Use the piece on building a child's self-esteem to answer these:
(a) Which children usually have a high chance of low esteem?
(b) What is the fifth tip in the numbered list?
(c) What might overpraising children make them feel?

*DOCUMENT SEGMENT*
☆ ☆ ☆

Published At August 23, 2019
Reviewed AtDecember 15, 2023

Introduction:

Self-confidence, also known as self-esteem, has an essential role in the overall personality of an individual. It is the value or merit that the person sets for themself. It simply means how capable the individual feels one is. The perception of one’s self-esteem depends on various factors, like one’s abilities, relationships, and how the person is recognized by the people around them. Positive self-confidence is imperative for healthy and successful living, so it is important to inculcate an optimal level of confidence in the child from the beginning. Certain children, especially those suffering from learning disabilities, attention issues, or developmental delays, usually have a high chance of having low esteem. Such children need special and more help and care to build healthy self-confidence.

What Are the Tips to Build a Child’s Self-Esteem?

  1. Take a step back.

  2. Overindulging in child praise is counterproductive.

  3. Permit the kids to take reasonable chances.

  4. Give children the freedom to choose what they want.

  5. Allow them to assist with household chores.

  6. Motivate them to (completely) pursue their interests.

  7. Express unconditional affection for others.

  8. Ensure that the objectives the child has set for themself are realistic and within their capabilities.

  9. Give deserved recognition.

How to Build Confidence in Kids?

The following methods can be used for building confidence in kids:

  • Encourage the Child: Encouraging children when they try something new is very important to build their self-esteem and also improve their self-confidence. Do not keep praising them every time, but encourage their effort to do a particular task. Overpraising them might make them feel over-pressurized to reach a specific outcome.

☆ ☆ ☆

*GIVEN INFORMATION*

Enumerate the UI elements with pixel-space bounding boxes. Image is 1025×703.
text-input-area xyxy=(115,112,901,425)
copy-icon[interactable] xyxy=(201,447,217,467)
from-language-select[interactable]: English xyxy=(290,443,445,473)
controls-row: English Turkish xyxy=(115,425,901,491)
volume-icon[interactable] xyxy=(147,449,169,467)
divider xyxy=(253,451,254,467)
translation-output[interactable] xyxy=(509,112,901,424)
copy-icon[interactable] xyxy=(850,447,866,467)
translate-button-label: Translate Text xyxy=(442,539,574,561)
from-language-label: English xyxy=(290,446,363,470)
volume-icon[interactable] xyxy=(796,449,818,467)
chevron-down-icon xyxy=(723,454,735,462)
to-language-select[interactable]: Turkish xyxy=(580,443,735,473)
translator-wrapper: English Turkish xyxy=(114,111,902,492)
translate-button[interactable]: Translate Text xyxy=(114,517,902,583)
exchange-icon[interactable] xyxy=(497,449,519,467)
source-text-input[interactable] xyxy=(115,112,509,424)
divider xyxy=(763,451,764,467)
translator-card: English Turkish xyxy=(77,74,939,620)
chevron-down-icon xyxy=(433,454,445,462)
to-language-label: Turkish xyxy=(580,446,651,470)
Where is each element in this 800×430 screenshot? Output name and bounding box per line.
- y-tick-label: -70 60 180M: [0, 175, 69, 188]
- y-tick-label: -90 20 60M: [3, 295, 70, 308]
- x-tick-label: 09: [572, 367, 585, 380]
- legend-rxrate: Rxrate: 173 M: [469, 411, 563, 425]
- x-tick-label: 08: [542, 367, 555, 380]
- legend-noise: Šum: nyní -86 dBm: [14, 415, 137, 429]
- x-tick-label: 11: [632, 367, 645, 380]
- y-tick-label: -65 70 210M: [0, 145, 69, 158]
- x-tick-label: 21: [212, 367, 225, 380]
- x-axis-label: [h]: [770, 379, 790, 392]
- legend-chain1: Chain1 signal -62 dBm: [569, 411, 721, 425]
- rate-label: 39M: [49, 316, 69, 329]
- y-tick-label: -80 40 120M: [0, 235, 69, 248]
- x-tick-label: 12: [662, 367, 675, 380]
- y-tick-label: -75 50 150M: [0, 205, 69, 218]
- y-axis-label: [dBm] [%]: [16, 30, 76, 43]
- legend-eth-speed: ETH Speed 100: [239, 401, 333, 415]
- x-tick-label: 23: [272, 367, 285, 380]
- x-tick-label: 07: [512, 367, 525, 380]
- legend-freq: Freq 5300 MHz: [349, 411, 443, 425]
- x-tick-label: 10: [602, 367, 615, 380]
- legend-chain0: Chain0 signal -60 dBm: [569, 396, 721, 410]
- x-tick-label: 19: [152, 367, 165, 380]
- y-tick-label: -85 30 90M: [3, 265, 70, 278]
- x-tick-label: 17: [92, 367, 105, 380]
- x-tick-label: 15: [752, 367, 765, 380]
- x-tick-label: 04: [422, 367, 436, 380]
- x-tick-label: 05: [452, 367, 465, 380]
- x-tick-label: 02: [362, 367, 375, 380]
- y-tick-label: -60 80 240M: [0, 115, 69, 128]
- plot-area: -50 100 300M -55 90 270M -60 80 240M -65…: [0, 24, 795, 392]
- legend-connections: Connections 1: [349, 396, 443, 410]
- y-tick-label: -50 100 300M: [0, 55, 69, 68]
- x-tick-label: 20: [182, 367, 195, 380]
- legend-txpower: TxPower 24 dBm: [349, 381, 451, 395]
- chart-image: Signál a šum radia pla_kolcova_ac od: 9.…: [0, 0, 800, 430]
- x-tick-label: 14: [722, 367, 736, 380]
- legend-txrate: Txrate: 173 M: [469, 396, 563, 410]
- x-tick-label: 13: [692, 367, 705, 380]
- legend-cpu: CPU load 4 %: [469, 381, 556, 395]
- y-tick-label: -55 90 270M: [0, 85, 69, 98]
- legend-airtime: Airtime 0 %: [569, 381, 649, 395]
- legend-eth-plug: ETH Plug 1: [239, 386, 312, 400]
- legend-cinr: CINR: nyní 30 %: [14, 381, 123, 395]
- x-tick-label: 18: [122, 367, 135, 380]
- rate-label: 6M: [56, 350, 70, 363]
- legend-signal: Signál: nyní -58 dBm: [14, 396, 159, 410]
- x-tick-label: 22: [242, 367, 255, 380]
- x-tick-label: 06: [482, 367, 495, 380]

☆ ☆ ☆

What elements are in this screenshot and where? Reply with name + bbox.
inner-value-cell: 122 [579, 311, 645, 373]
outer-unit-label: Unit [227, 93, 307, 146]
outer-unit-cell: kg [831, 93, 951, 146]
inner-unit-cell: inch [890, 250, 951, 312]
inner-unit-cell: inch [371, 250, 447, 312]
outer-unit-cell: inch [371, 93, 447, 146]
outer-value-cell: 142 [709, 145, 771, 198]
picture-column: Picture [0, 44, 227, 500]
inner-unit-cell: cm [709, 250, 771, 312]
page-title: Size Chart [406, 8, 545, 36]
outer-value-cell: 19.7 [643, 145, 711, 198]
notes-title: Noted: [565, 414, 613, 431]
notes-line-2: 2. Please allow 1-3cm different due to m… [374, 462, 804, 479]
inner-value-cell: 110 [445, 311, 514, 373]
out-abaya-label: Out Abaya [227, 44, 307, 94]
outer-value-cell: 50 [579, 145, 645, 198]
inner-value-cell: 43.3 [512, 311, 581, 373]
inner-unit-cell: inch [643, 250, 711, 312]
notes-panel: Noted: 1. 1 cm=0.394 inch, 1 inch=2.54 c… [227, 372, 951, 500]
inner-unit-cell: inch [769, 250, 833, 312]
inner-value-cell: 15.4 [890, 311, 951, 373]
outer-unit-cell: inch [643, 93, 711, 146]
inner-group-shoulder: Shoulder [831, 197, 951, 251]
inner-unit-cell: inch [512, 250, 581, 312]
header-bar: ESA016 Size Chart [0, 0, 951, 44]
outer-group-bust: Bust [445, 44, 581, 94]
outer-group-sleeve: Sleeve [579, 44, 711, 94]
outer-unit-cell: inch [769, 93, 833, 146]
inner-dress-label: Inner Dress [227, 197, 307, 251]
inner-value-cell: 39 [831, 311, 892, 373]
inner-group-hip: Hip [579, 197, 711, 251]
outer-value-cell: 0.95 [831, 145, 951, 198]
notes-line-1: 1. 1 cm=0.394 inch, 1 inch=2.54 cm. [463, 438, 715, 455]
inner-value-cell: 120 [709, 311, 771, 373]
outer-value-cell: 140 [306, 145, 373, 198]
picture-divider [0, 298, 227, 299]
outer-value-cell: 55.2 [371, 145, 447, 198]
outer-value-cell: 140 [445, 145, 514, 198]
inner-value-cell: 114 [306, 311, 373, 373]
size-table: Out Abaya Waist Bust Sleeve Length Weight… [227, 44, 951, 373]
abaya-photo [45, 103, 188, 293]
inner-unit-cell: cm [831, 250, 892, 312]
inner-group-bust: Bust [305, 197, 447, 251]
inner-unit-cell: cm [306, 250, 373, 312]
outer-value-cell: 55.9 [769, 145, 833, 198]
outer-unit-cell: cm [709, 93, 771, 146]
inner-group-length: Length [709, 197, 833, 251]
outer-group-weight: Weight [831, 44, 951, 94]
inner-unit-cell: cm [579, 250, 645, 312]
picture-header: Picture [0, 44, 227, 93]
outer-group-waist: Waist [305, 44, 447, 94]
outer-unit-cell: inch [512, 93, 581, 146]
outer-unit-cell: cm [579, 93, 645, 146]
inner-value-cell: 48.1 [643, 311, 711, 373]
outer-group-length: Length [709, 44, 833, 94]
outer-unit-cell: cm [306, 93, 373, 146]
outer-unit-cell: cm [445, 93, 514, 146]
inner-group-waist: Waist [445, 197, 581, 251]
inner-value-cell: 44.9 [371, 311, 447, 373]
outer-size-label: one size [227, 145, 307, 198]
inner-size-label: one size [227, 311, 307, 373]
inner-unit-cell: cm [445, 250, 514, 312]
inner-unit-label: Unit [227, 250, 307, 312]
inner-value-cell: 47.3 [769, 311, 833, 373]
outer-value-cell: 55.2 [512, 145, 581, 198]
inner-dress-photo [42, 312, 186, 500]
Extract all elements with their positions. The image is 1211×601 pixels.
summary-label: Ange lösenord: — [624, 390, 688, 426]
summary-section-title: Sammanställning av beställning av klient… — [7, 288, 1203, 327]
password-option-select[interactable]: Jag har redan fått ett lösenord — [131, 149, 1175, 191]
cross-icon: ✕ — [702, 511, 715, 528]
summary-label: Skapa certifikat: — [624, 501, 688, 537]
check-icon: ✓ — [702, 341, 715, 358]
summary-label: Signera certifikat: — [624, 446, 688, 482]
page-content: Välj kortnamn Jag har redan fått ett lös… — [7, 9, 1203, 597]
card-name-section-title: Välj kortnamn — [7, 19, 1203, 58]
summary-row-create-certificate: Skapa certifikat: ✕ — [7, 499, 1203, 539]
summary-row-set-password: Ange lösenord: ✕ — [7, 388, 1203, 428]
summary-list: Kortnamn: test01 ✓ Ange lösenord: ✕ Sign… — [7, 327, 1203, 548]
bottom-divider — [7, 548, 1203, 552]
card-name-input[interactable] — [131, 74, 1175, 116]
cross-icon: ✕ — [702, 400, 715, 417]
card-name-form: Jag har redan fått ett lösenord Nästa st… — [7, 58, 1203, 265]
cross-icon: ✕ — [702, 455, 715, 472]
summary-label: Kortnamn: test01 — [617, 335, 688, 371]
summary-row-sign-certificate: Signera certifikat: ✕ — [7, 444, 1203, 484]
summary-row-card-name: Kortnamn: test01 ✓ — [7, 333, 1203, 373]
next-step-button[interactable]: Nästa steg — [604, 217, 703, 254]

☆ ☆ ☆

*TASK RESPONSE*
(a) Children with learning disabilities, attention issues, or developmental delays.
(b) Allow them to assist with household chores.
(c) Over-pressurized to reach a specific outcome.